**What you need to do**
Return every record verbatim.

**Material for this task**
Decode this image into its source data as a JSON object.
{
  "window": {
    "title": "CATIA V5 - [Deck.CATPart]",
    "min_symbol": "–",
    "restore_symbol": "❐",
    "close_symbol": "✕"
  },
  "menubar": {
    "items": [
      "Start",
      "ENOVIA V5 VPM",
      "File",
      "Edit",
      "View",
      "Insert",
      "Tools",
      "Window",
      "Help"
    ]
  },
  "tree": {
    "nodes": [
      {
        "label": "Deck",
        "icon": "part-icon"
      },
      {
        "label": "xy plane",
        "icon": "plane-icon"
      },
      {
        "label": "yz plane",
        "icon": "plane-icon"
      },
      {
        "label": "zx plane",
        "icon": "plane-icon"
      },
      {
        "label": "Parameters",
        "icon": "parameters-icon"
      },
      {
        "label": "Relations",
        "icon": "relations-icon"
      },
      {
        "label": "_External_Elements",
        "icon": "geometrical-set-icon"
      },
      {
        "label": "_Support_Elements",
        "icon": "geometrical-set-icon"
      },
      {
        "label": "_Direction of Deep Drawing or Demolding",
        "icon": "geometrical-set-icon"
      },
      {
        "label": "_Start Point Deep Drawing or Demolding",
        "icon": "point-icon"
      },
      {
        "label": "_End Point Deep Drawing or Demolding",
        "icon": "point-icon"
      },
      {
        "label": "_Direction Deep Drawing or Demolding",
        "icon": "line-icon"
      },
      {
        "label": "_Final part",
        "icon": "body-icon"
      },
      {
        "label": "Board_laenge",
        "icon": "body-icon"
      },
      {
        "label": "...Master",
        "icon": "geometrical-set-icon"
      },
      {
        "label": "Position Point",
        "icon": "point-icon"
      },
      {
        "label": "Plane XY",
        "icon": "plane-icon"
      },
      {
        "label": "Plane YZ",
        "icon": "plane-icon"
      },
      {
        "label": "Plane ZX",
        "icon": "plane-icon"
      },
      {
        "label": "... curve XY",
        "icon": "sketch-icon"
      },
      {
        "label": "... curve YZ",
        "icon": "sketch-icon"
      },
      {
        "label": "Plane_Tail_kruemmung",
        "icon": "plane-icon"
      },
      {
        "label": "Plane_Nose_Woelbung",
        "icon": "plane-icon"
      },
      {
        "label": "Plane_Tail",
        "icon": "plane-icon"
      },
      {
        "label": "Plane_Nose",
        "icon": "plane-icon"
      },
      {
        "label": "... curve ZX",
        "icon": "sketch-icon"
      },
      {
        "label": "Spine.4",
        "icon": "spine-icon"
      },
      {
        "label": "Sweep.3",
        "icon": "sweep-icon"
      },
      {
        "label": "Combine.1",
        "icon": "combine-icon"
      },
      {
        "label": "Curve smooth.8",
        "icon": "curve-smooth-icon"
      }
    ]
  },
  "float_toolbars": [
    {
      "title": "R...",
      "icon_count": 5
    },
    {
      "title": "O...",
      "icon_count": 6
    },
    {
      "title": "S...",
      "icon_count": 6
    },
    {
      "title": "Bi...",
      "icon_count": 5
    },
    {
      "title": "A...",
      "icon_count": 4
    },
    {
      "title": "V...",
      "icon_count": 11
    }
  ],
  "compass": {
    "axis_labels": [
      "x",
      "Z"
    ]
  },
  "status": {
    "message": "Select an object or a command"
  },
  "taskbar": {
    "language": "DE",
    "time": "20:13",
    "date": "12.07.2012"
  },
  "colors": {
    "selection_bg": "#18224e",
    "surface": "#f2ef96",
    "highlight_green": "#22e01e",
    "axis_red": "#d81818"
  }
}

**Result of this exercise**
Decode this image into its source data as a JSON object.
{
  "window": {
    "title": "CATIA V5 - [Deck.CATPart]",
    "min_symbol": "–",
    "restore_symbol": "❐",
    "close_symbol": "✕"
  },
  "menubar": {
    "items": [
      "Start",
      "ENOVIA V5 VPM",
      "File",
      "Edit",
      "View",
      "Insert",
      "Tools",
      "Window",
      "Help"
    ]
  },
  "tree": {
    "nodes": [
      {
        "label": "Deck",
        "icon": "part-icon"
      },
      {
        "label": "xy plane",
        "icon": "plane-icon"
      },
      {
        "label": "yz plane",
        "icon": "plane-icon"
      },
      {
        "label": "zx plane",
        "icon": "plane-icon"
      },
      {
        "label": "Parameters",
        "icon": "parameters-icon"
      },
      {
        "label": "Relations",
        "icon": "relations-icon"
      },
      {
        "label": "_External_Elements",
        "icon": "geometrical-set-icon"
      },
      {
        "label": "_Support_Elements",
        "icon": "geometrical-set-icon"
      },
      {
        "label": "_Direction of Deep Drawing or Demolding",
        "icon": "geometrical-set-icon"
      },
      {
        "label": "_Start Point Deep Drawing or Demolding",
        "icon": "point-icon"
      },
      {
        "label": "_End Point Deep Drawing or Demolding",
        "icon": "point-icon"
      },
      {
        "label": "_Direction Deep Drawing or Demolding",
        "icon": "line-icon"
      },
      {
        "label": "_Final part",
        "icon": "body-icon"
      },
      {
        "label": "Board_laenge",
        "icon": "body-icon"
      },
      {
        "label": "...Master",
        "icon": "geometrical-set-icon"
      },
      {
        "label": "Position Point",
        "icon": "point-icon"
      },
      {
        "label": "Plane XY",
        "icon": "plane-icon"
      },
      {
        "label": "Plane YZ",
        "icon": "plane-icon"
      },
      {
        "label": "Plane ZX",
        "icon": "plane-icon"
      },
      {
        "label": "... curve XY",
        "icon": "sketch-icon"
      },
      {
        "label": "... curve YZ",
        "icon": "sketch-icon"
      },
      {
        "label": "Plane_Tail_kruemmung",
        "icon": "plane-icon"
      },
      {
        "label": "Plane_Nose_Woelbung",
        "icon": "plane-icon"
      },
      {
        "label": "Plane_Tail",
        "icon": "plane-icon"
      },
      {
        "label": "Plane_Nose",
        "icon": "plane-icon"
      },
      {
        "label": "... curve ZX",
        "icon": "sketch-icon"
      },
      {
        "label": "Spine.4",
        "icon": "spine-icon"
      },
      {
        "label": "Sweep.3",
        "icon": "sweep-icon"
      },
      {
        "label": "Combine.1",
        "icon": "combine-icon"
      },
      {
        "label": "Curve smooth.8",
        "icon": "curve-smooth-icon"
      }
    ]
  },
  "float_toolbars": [
    {
      "title": "R...",
      "icon_count": 5
    },
    {
      "title": "O...",
      "icon_count": 6
    },
    {
      "title": "S...",
      "icon_count": 6
    },
    {
      "title": "Bi...",
      "icon_count": 5
    },
    {
      "title": "A...",
      "icon_count": 4
    },
    {
      "title": "V...",
      "icon_count": 11
    }
  ],
  "compass": {
    "axis_labels": [
      "x",
      "Z"
    ]
  },
  "status": {
    "message": "Select an object or a command"
  },
  "taskbar": {
    "language": "DE",
    "time": "20:13",
    "date": "12.07.2012"
  },
  "colors": {
    "selection_bg": "#18224e",
    "surface": "#f2ef96",
    "highlight_green": "#22e01e",
    "axis_red": "#d81818"
  }
}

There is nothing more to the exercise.